__Task details__:
Pick out all lines of the entries that include the word "JSON" and copy them.
↓↓↓
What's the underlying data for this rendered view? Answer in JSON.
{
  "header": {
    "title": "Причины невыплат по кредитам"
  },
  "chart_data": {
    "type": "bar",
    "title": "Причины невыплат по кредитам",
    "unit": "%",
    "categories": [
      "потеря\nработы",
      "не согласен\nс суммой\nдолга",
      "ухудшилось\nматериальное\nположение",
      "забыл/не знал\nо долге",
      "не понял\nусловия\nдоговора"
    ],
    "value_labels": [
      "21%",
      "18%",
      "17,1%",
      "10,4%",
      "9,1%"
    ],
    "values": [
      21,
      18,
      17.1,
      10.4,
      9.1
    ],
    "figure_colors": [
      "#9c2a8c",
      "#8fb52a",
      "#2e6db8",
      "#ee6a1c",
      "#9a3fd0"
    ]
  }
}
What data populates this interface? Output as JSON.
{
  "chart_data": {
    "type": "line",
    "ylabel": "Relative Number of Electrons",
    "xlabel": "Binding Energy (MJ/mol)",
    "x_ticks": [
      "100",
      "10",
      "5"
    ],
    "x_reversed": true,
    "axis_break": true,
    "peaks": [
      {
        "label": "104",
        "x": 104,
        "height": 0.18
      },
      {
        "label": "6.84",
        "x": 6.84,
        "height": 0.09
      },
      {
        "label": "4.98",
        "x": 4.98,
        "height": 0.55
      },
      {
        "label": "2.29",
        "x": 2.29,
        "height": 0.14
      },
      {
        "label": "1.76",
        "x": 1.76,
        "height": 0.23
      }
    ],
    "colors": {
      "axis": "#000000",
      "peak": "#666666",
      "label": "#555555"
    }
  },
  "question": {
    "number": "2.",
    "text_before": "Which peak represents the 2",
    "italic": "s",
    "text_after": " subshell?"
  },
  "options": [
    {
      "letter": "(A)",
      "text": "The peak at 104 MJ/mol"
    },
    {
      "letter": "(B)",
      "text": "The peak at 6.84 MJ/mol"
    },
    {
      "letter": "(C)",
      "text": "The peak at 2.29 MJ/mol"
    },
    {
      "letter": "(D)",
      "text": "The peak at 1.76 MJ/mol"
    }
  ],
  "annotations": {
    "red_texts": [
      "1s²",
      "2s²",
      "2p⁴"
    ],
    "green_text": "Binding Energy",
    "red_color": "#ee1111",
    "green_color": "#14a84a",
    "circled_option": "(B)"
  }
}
↑↑↑
__The completed task__:
What's the underlying data for this rendered view? Answer in JSON.
What data populates this interface? Output as JSON.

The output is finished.